● **OBJECTIVE**: Each record below must be returned exactly as shown.

-=-=-

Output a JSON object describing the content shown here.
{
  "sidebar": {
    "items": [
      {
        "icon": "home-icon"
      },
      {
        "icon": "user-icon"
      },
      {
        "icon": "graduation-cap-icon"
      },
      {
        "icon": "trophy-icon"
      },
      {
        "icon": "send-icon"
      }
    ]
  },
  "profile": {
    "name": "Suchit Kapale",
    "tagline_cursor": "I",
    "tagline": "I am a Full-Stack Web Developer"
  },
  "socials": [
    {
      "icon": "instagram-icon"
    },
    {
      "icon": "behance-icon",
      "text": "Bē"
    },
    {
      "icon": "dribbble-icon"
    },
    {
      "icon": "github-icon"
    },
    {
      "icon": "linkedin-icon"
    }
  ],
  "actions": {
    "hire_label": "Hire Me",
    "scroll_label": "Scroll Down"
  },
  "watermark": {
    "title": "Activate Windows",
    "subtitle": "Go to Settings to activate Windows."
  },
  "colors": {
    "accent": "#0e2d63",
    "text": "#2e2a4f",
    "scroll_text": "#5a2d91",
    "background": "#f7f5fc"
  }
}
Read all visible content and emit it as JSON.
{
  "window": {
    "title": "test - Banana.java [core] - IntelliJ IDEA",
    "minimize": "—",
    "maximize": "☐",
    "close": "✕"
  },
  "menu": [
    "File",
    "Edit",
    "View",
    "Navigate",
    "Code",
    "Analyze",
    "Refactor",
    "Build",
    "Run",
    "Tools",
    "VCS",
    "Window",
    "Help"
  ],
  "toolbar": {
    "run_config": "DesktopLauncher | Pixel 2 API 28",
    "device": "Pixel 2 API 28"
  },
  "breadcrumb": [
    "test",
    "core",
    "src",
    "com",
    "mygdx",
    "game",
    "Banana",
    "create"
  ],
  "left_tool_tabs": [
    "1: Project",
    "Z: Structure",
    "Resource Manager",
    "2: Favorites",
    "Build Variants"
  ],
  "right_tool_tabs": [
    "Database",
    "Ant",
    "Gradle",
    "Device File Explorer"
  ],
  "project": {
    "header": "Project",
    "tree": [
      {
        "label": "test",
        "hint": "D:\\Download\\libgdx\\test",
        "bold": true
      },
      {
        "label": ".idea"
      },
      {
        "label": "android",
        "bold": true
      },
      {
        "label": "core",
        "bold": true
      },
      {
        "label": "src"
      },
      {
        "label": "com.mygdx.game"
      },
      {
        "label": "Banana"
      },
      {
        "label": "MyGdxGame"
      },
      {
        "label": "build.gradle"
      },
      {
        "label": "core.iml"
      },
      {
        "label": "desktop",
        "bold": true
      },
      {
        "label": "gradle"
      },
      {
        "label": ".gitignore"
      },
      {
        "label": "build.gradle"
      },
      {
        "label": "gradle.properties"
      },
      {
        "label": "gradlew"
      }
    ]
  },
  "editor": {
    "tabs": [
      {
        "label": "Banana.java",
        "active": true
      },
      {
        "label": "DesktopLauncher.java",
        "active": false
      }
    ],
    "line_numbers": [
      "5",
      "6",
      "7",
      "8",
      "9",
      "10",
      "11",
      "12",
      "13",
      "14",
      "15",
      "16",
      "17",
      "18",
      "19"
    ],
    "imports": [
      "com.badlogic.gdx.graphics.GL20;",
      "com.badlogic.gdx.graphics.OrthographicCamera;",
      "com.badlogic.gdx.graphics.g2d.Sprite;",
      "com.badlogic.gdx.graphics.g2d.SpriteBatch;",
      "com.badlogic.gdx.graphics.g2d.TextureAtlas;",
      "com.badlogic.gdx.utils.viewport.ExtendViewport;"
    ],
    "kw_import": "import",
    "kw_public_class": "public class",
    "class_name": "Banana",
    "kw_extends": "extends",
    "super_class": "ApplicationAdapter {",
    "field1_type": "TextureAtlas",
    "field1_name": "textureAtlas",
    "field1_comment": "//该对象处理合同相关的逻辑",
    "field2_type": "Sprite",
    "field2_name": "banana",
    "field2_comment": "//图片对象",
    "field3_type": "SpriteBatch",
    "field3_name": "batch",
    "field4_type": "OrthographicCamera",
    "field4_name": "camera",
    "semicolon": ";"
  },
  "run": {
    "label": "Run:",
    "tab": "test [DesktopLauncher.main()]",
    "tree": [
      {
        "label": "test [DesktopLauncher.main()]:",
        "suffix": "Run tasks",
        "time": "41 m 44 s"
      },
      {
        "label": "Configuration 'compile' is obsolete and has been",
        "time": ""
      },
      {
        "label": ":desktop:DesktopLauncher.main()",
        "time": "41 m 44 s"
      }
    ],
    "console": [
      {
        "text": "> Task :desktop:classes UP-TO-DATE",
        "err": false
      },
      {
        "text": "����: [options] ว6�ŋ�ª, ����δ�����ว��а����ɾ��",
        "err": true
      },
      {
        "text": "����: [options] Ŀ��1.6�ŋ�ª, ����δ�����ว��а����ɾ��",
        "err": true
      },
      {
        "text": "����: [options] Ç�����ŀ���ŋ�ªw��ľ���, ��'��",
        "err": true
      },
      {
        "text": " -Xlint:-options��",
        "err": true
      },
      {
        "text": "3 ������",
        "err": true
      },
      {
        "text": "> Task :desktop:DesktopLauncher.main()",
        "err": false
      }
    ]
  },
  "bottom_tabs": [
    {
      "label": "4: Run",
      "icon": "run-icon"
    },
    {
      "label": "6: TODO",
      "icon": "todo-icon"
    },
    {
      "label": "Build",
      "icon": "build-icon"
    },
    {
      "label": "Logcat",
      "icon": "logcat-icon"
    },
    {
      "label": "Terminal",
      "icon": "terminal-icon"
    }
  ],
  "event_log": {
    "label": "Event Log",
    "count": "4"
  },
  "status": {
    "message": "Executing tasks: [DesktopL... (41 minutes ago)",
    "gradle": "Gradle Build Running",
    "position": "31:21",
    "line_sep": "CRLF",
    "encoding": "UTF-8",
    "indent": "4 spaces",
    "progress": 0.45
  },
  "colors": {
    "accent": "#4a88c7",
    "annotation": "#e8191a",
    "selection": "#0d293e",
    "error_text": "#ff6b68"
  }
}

-=-=-

● **TASK SOLUTION**:
Output a JSON object describing the content shown here.
{
  "sidebar": {
    "items": [
      {
        "icon": "home-icon"
      },
      {
        "icon": "user-icon"
      },
      {
        "icon": "graduation-cap-icon"
      },
      {
        "icon": "trophy-icon"
      },
      {
        "icon": "send-icon"
      }
    ]
  },
  "profile": {
    "name": "Suchit Kapale",
    "tagline_cursor": "I",
    "tagline": "I am a Full-Stack Web Developer"
  },
  "socials": [
    {
      "icon": "instagram-icon"
    },
    {
      "icon": "behance-icon",
      "text": "Bē"
    },
    {
      "icon": "dribbble-icon"
    },
    {
      "icon": "github-icon"
    },
    {
      "icon": "linkedin-icon"
    }
  ],
  "actions": {
    "hire_label": "Hire Me",
    "scroll_label": "Scroll Down"
  },
  "watermark": {
    "title": "Activate Windows",
    "subtitle": "Go to Settings to activate Windows."
  },
  "colors": {
    "accent": "#0e2d63",
    "text": "#2e2a4f",
    "scroll_text": "#5a2d91",
    "background": "#f7f5fc"
  }
}
Read all visible content and emit it as JSON.
{
  "window": {
    "title": "test - Banana.java [core] - IntelliJ IDEA",
    "minimize": "—",
    "maximize": "☐",
    "close": "✕"
  },
  "menu": [
    "File",
    "Edit",
    "View",
    "Navigate",
    "Code",
    "Analyze",
    "Refactor",
    "Build",
    "Run",
    "Tools",
    "VCS",
    "Window",
    "Help"
  ],
  "toolbar": {
    "run_config": "DesktopLauncher | Pixel 2 API 28",
    "device": "Pixel 2 API 28"
  },
  "breadcrumb": [
    "test",
    "core",
    "src",
    "com",
    "mygdx",
    "game",
    "Banana",
    "create"
  ],
  "left_tool_tabs": [
    "1: Project",
    "Z: Structure",
    "Resource Manager",
    "2: Favorites",
    "Build Variants"
  ],
  "right_tool_tabs": [
    "Database",
    "Ant",
    "Gradle",
    "Device File Explorer"
  ],
  "project": {
    "header": "Project",
    "tree": [
      {
        "label": "test",
        "hint": "D:\\Download\\libgdx\\test",
        "bold": true
      },
      {
        "label": ".idea"
      },
      {
        "label": "android",
        "bold": true
      },
      {
        "label": "core",
        "bold": true
      },
      {
        "label": "src"
      },
      {
        "label": "com.mygdx.game"
      },
      {
        "label": "Banana"
      },
      {
        "label": "MyGdxGame"
      },
      {
        "label": "build.gradle"
      },
      {
        "label": "core.iml"
      },
      {
        "label": "desktop",
        "bold": true
      },
      {
        "label": "gradle"
      },
      {
        "label": ".gitignore"
      },
      {
        "label": "build.gradle"
      },
      {
        "label": "gradle.properties"
      },
      {
        "label": "gradlew"
      }
    ]
  },
  "editor": {
    "tabs": [
      {
        "label": "Banana.java",
        "active": true
      },
      {
        "label": "DesktopLauncher.java",
        "active": false
      }
    ],
    "line_numbers": [
      "5",
      "6",
      "7",
      "8",
      "9",
      "10",
      "11",
      "12",
      "13",
      "14",
      "15",
      "16",
      "17",
      "18",
      "19"
    ],
    "imports": [
      "com.badlogic.gdx.graphics.GL20;",
      "com.badlogic.gdx.graphics.OrthographicCamera;",
      "com.badlogic.gdx.graphics.g2d.Sprite;",
      "com.badlogic.gdx.graphics.g2d.SpriteBatch;",
      "com.badlogic.gdx.graphics.g2d.TextureAtlas;",
      "com.badlogic.gdx.utils.viewport.ExtendViewport;"
    ],
    "kw_import": "import",
    "kw_public_class": "public class",
    "class_name": "Banana",
    "kw_extends": "extends",
    "super_class": "ApplicationAdapter {",
    "field1_type": "TextureAtlas",
    "field1_name": "textureAtlas",
    "field1_comment": "//该对象处理合同相关的逻辑",
    "field2_type": "Sprite",
    "field2_name": "banana",
    "field2_comment": "//图片对象",
    "field3_type": "SpriteBatch",
    "field3_name": "batch",
    "field4_type": "OrthographicCamera",
    "field4_name": "camera",
    "semicolon": ";"
  },
  "run": {
    "label": "Run:",
    "tab": "test [DesktopLauncher.main()]",
    "tree": [
      {
        "label": "test [DesktopLauncher.main()]:",
        "suffix": "Run tasks",
        "time": "41 m 44 s"
      },
      {
        "label": "Configuration 'compile' is obsolete and has been",
        "time": ""
      },
      {
        "label": ":desktop:DesktopLauncher.main()",
        "time": "41 m 44 s"
      }
    ],
    "console": [
      {
        "text": "> Task :desktop:classes UP-TO-DATE",
        "err": false
      },
      {
        "text": "����: [options] ว6�ŋ�ª, ����δ�����ว��а����ɾ��",
        "err": true
      },
      {
        "text": "����: [options] Ŀ��1.6�ŋ�ª, ����δ�����ว��а����ɾ��",
        "err": true
      },
      {
        "text": "����: [options] Ç�����ŀ���ŋ�ªw��ľ���, ��'��",
        "err": true
      },
      {
        "text": " -Xlint:-options��",
        "err": true
      },
      {
        "text": "3 ������",
        "err": true
      },
      {
        "text": "> Task :desktop:DesktopLauncher.main()",
        "err": false
      }
    ]
  },
  "bottom_tabs": [
    {
      "label": "4: Run",
      "icon": "run-icon"
    },
    {
      "label": "6: TODO",
      "icon": "todo-icon"
    },
    {
      "label": "Build",
      "icon": "build-icon"
    },
    {
      "label": "Logcat",
      "icon": "logcat-icon"
    },
    {
      "label": "Terminal",
      "icon": "terminal-icon"
    }
  ],
  "event_log": {
    "label": "Event Log",
    "count": "4"
  },
  "status": {
    "message": "Executing tasks: [DesktopL... (41 minutes ago)",
    "gradle": "Gradle Build Running",
    "position": "31:21",
    "line_sep": "CRLF",
    "encoding": "UTF-8",
    "indent": "4 spaces",
    "progress": 0.45
  },
  "colors": {
    "accent": "#4a88c7",
    "annotation": "#e8191a",
    "selection": "#0d293e",
    "error_text": "#ff6b68"
  }
}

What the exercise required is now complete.